** Start Entries supplied **
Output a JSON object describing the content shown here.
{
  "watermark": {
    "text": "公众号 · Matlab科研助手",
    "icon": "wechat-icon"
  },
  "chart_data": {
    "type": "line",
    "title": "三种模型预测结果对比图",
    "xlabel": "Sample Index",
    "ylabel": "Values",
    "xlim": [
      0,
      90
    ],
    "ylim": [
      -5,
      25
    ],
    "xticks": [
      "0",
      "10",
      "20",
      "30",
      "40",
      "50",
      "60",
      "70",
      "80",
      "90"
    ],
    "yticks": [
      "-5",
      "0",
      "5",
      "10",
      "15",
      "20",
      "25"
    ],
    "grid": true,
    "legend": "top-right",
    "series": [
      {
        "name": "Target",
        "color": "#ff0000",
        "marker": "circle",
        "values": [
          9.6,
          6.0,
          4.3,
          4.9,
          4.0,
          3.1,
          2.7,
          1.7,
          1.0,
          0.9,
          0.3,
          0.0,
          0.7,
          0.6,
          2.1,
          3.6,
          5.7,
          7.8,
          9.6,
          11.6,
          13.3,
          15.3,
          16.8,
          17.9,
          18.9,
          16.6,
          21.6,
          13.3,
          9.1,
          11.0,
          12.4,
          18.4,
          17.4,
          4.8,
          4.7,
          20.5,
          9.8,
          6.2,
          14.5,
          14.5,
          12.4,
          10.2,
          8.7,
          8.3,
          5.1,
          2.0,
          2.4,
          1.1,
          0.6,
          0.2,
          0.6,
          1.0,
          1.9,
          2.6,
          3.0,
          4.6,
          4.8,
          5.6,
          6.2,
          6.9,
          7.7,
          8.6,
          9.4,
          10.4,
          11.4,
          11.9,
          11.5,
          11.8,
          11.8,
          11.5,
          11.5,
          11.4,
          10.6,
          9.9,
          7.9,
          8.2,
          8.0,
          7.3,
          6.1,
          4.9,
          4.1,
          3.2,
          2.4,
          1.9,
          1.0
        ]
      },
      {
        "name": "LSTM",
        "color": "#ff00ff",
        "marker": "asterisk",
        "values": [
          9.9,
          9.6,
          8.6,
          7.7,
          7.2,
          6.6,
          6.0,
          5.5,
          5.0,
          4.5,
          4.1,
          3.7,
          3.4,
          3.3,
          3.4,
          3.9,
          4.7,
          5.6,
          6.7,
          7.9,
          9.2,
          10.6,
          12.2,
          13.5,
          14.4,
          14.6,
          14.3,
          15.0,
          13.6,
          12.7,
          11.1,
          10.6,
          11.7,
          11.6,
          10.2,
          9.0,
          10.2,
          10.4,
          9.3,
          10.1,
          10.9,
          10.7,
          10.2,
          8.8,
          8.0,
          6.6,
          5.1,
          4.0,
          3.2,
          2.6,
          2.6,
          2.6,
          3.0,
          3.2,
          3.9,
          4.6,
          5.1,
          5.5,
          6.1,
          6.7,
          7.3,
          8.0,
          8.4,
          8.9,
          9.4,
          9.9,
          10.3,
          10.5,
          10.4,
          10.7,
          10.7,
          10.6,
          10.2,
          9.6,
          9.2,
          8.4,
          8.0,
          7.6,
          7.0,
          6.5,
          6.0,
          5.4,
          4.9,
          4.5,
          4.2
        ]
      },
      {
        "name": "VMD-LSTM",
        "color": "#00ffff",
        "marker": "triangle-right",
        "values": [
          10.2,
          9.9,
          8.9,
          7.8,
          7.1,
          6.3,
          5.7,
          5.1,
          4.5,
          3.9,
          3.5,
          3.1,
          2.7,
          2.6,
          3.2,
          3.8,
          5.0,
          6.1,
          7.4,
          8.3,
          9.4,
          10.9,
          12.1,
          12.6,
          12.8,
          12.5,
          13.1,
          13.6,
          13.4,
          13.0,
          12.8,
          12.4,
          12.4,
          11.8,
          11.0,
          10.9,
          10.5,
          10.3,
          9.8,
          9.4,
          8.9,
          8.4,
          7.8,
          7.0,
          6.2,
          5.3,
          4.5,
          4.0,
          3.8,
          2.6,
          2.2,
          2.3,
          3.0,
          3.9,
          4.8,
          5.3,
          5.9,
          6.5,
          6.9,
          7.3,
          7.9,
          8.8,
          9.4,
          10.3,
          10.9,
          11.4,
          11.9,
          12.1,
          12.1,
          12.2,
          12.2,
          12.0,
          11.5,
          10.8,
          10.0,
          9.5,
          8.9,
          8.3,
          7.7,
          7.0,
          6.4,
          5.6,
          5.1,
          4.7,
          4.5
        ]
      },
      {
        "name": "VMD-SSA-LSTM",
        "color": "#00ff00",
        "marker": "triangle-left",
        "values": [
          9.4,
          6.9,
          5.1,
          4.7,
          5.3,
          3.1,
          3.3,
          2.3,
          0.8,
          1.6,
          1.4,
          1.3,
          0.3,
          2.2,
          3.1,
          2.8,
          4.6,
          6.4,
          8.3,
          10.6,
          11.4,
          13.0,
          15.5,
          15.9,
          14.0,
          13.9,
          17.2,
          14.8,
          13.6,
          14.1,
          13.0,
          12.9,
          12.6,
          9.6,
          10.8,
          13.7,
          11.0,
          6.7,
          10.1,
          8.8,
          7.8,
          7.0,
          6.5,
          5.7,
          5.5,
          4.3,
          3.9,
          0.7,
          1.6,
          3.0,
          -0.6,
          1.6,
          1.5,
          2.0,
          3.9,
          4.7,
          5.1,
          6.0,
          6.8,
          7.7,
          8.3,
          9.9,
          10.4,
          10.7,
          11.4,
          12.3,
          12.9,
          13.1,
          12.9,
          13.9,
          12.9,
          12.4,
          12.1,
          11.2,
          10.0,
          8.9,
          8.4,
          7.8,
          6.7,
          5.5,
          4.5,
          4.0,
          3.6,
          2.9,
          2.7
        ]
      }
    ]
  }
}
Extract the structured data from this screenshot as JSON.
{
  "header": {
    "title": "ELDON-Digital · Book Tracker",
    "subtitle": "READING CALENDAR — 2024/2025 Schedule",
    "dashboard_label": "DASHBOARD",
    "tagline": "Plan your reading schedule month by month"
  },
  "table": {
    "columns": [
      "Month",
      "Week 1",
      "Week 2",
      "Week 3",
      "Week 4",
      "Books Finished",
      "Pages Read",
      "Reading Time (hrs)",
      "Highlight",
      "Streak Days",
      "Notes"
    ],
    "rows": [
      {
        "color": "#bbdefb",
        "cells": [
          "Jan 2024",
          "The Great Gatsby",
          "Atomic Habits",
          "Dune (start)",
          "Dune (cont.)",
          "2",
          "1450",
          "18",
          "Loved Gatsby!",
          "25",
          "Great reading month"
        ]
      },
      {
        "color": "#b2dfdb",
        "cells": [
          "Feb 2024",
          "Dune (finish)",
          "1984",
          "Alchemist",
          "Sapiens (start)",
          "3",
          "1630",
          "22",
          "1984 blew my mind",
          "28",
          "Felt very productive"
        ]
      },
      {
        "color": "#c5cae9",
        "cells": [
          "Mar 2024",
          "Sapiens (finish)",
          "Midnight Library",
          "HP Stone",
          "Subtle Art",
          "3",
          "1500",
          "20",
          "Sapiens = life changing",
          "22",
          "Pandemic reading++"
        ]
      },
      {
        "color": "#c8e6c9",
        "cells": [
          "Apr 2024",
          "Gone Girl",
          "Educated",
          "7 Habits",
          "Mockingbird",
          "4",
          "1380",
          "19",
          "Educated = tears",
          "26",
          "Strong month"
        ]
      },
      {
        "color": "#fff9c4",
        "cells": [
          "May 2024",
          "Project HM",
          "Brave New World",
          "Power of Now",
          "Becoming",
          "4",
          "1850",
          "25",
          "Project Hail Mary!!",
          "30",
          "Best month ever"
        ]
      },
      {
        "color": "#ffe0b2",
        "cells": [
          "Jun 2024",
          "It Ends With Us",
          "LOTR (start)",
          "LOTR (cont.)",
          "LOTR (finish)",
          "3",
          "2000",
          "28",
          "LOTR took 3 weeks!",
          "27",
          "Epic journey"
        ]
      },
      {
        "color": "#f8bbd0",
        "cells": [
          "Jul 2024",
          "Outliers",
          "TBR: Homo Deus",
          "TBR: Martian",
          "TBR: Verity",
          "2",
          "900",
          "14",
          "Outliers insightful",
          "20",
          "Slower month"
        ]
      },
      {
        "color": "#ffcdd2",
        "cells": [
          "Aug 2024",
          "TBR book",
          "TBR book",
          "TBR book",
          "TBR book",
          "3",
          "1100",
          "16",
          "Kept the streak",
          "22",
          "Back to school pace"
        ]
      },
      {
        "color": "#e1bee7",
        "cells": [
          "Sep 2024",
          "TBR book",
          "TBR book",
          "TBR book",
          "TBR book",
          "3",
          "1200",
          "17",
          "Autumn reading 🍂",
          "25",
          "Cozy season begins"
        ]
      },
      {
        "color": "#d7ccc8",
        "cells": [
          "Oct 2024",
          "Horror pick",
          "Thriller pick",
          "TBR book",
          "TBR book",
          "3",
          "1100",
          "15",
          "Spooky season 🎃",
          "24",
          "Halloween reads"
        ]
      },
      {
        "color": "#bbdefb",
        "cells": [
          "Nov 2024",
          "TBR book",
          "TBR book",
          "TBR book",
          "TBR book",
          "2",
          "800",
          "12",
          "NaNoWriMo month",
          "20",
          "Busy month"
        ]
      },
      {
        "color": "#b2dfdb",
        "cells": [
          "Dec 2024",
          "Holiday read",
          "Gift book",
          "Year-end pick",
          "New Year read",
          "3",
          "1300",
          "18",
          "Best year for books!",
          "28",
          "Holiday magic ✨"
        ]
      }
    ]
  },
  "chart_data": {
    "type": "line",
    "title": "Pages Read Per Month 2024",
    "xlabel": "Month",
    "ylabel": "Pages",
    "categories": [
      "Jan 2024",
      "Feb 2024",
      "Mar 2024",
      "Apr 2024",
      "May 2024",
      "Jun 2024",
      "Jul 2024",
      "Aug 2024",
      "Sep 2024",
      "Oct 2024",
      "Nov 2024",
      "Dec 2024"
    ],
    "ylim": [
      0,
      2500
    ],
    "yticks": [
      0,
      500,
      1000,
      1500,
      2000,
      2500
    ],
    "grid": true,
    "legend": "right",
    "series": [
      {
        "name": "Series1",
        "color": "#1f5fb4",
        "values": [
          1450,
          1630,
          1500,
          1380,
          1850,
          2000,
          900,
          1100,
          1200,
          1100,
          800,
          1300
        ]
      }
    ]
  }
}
** End Entries supplied **
Copy all lines from the material that contain "Pages".

▸ **Answer for this exercise**:
      "Pages Read",
    "title": "Pages Read Per Month 2024",
    "ylabel": "Pages",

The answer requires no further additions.